** start Material shown **

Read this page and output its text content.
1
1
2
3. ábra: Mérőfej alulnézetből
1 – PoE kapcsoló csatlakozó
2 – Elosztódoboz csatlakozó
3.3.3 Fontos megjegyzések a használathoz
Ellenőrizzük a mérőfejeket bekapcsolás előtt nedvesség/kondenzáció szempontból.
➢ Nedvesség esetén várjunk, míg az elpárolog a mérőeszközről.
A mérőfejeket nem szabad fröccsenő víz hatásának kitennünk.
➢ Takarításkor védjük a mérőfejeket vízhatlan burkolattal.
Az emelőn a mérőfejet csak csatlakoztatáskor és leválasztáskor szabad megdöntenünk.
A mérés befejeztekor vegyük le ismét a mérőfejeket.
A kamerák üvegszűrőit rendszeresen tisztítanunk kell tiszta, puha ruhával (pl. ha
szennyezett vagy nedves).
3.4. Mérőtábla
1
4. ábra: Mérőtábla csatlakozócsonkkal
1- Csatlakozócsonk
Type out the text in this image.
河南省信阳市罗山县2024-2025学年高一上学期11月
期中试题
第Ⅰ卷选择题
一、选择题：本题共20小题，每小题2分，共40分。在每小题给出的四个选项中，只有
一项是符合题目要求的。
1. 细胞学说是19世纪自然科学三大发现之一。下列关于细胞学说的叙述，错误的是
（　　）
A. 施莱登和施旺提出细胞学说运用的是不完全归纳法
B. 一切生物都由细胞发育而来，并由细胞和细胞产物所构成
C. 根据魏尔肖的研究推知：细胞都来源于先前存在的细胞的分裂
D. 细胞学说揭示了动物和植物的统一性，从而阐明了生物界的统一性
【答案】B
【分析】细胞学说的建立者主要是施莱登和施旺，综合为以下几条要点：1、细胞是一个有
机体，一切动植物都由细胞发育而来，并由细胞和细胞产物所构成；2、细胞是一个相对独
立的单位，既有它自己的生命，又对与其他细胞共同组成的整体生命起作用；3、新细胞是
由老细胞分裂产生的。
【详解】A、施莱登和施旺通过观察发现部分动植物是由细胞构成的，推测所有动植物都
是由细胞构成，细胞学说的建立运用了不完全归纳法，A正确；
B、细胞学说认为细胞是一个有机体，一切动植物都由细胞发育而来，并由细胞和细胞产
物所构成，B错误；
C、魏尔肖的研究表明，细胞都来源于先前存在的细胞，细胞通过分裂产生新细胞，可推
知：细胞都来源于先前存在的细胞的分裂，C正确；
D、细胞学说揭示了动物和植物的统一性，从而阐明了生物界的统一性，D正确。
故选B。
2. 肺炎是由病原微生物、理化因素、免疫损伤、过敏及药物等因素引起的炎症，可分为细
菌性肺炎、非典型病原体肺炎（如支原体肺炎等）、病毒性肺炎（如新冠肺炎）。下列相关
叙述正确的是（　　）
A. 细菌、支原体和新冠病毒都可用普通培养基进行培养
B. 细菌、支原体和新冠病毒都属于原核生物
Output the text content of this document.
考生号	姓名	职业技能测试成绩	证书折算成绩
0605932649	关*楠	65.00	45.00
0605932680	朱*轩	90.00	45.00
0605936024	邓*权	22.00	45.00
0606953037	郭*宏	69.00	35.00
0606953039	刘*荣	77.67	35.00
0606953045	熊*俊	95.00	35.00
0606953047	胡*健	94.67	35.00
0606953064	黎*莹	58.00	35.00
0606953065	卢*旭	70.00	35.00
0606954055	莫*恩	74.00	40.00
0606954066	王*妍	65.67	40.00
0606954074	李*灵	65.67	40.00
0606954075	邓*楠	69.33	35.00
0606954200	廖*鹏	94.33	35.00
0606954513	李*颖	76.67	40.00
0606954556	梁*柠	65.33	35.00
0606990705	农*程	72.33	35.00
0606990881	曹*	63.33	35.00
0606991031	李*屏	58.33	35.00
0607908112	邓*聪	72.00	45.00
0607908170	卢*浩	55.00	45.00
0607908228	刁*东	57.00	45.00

** end Material shown **
** start Material shown **

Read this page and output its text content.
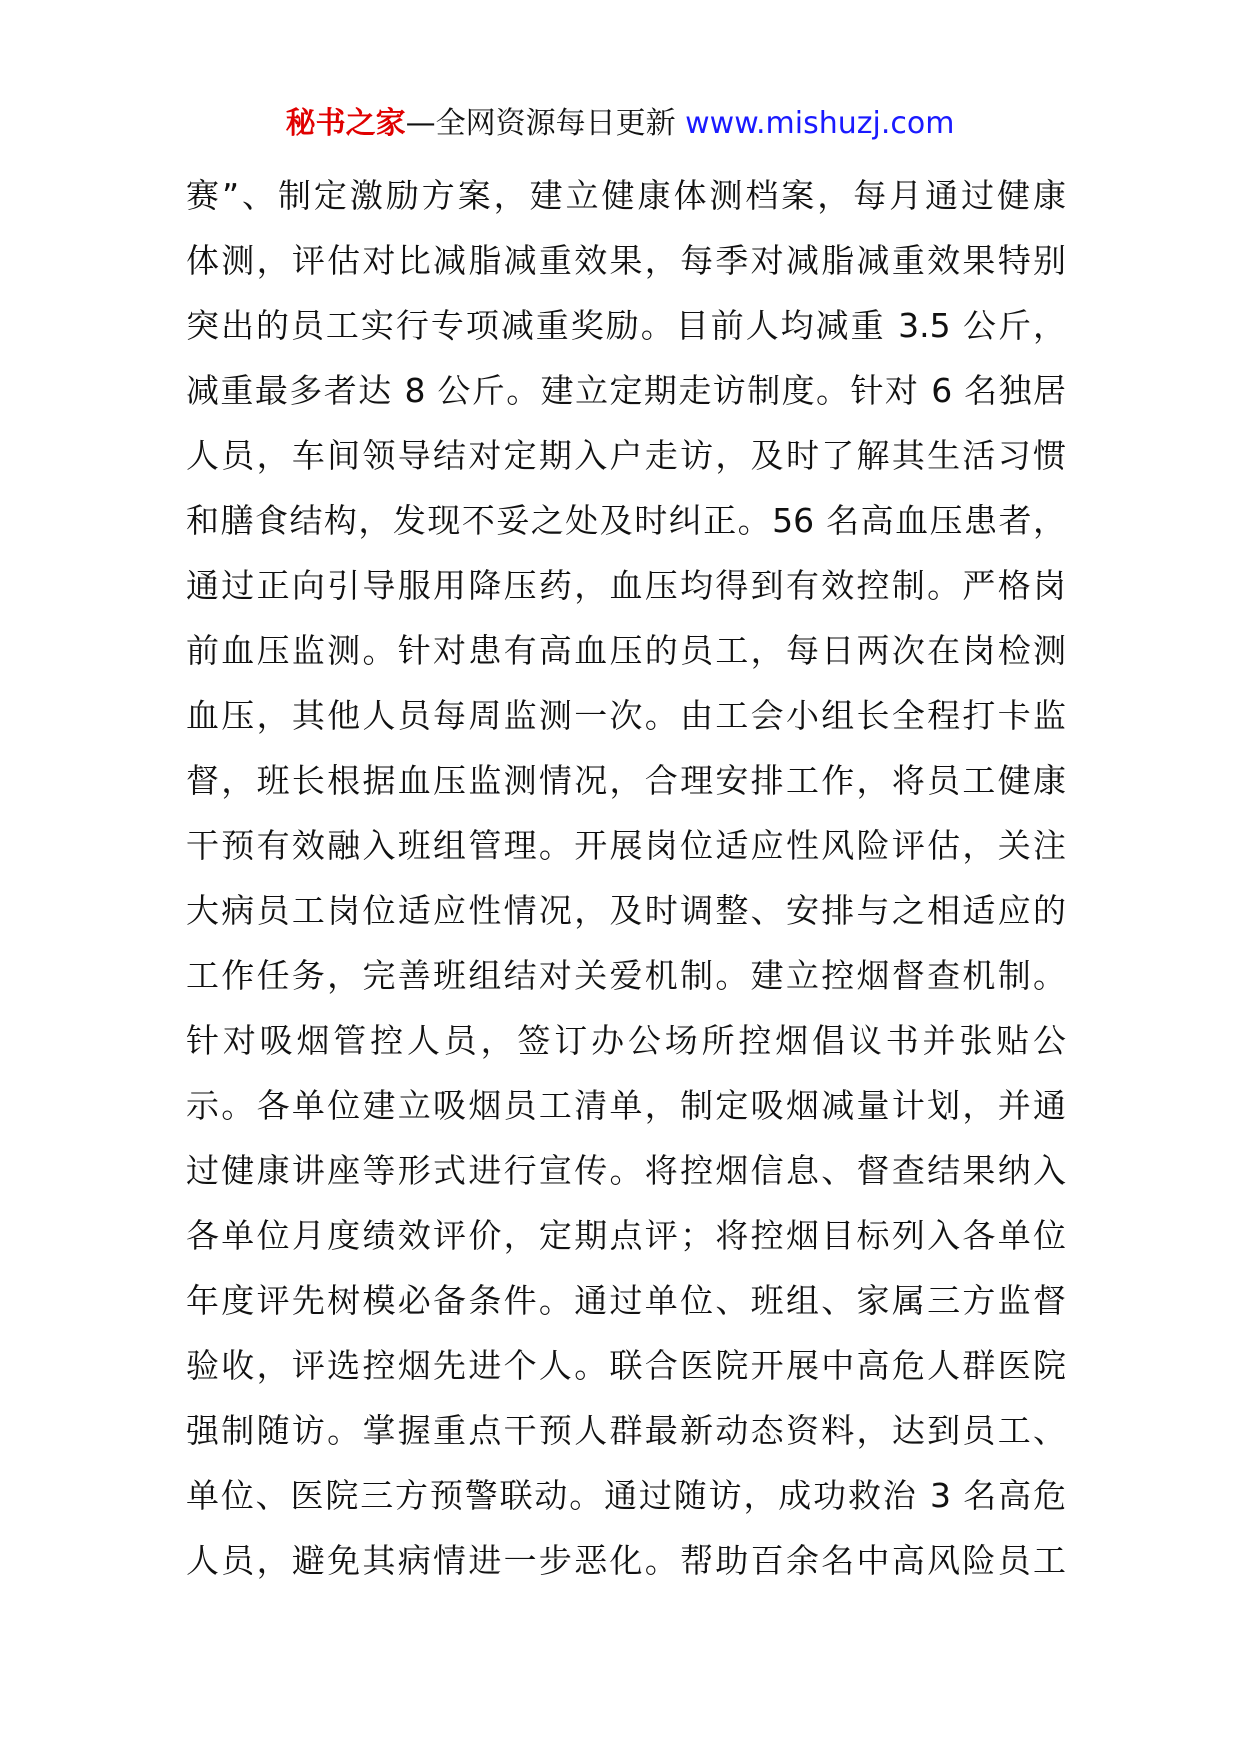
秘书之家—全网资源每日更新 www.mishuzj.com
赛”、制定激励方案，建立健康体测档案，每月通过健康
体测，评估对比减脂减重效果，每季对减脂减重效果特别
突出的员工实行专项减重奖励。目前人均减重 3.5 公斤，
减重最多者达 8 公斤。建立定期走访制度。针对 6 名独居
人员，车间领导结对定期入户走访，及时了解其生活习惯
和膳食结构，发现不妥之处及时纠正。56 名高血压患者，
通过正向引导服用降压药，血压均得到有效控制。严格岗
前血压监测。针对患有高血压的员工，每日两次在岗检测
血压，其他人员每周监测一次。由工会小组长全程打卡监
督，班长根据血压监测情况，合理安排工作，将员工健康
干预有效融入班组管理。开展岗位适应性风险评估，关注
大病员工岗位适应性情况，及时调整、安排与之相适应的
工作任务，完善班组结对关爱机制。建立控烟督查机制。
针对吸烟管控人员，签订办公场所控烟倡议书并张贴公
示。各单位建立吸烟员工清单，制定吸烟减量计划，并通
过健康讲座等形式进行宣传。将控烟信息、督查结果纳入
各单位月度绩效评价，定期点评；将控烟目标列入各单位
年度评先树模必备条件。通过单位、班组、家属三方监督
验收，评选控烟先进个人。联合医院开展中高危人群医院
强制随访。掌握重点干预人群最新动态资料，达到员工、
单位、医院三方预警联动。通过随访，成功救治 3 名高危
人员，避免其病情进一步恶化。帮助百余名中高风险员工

** end Material shown **

▶ [Given task]
Gather up the lines containing the word "ábra" from these records and copy them.

▶ [Exercise output]
3. ábra: Mérőfej alulnézetből
4. ábra: Mérőtábla csatlakozócsonkkal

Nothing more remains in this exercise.